§ Written instruction
Restate the listing below word for word, omitting any images.
::: Excerpted records :::
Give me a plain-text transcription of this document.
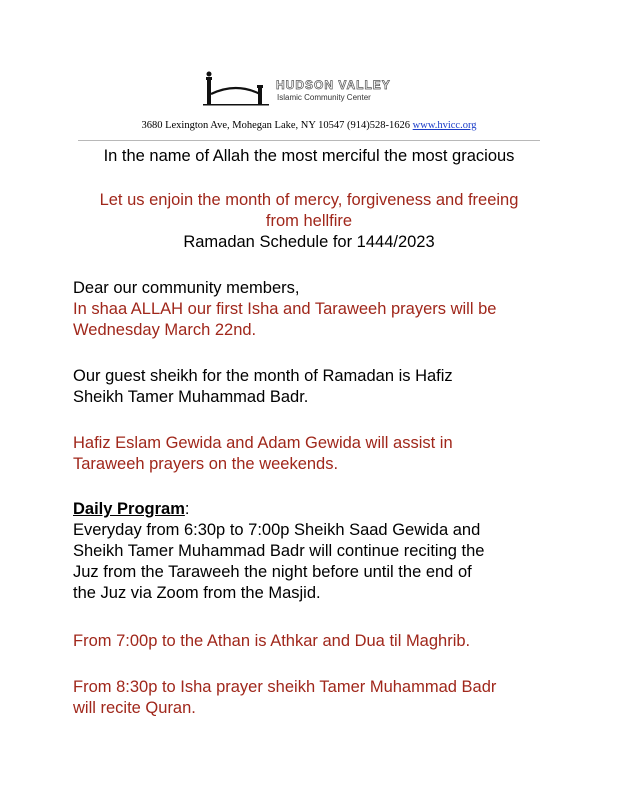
HUDSON VALLEY

Islamic Community Center

3680 Lexington Ave, Mohegan Lake, NY 10547 (914)528-1626 www.hvicc.org

In the name of Allah the most merciful the most gracious

Let us enjoin the month of mercy, forgiveness and freeing

from hellfire

Ramadan Schedule for 1444/2023

Dear our community members,

In shaa ALLAH our first Isha and Taraweeh prayers will be

Wednesday March 22nd.

Our guest sheikh for the month of Ramadan is Hafiz

Sheikh Tamer Muhammad Badr.

Hafiz Eslam Gewida and Adam Gewida will assist in

Taraweeh prayers on the weekends.

Daily Program:

Everyday from 6:30p to 7:00p Sheikh Saad Gewida and

Sheikh Tamer Muhammad Badr will continue reciting the

Juz from the Taraweeh the night before until the end of

the Juz via Zoom from the Masjid.

From 7:00p to the Athan is Athkar and Dua til Maghrib.

From 8:30p to Isha prayer sheikh Tamer Muhammad Badr

will recite Quran.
:::
§ Task response
Give me a plain-text transcription of this document.
HUDSON VALLEY

Islamic Community Center

3680 Lexington Ave, Mohegan Lake, NY 10547 (914)528-1626 www.hvicc.org

In the name of Allah the most merciful the most gracious

Let us enjoin the month of mercy, forgiveness and freeing

from hellfire

Ramadan Schedule for 1444/2023

Dear our community members,

In shaa ALLAH our first Isha and Taraweeh prayers will be

Wednesday March 22nd.

Our guest sheikh for the month of Ramadan is Hafiz

Sheikh Tamer Muhammad Badr.

Hafiz Eslam Gewida and Adam Gewida will assist in

Taraweeh prayers on the weekends.

Daily Program:

Everyday from 6:30p to 7:00p Sheikh Saad Gewida and

Sheikh Tamer Muhammad Badr will continue reciting the

Juz from the Taraweeh the night before until the end of

the Juz via Zoom from the Masjid.

From 7:00p to the Athan is Athkar and Dua til Maghrib.

From 8:30p to Isha prayer sheikh Tamer Muhammad Badr

will recite Quran.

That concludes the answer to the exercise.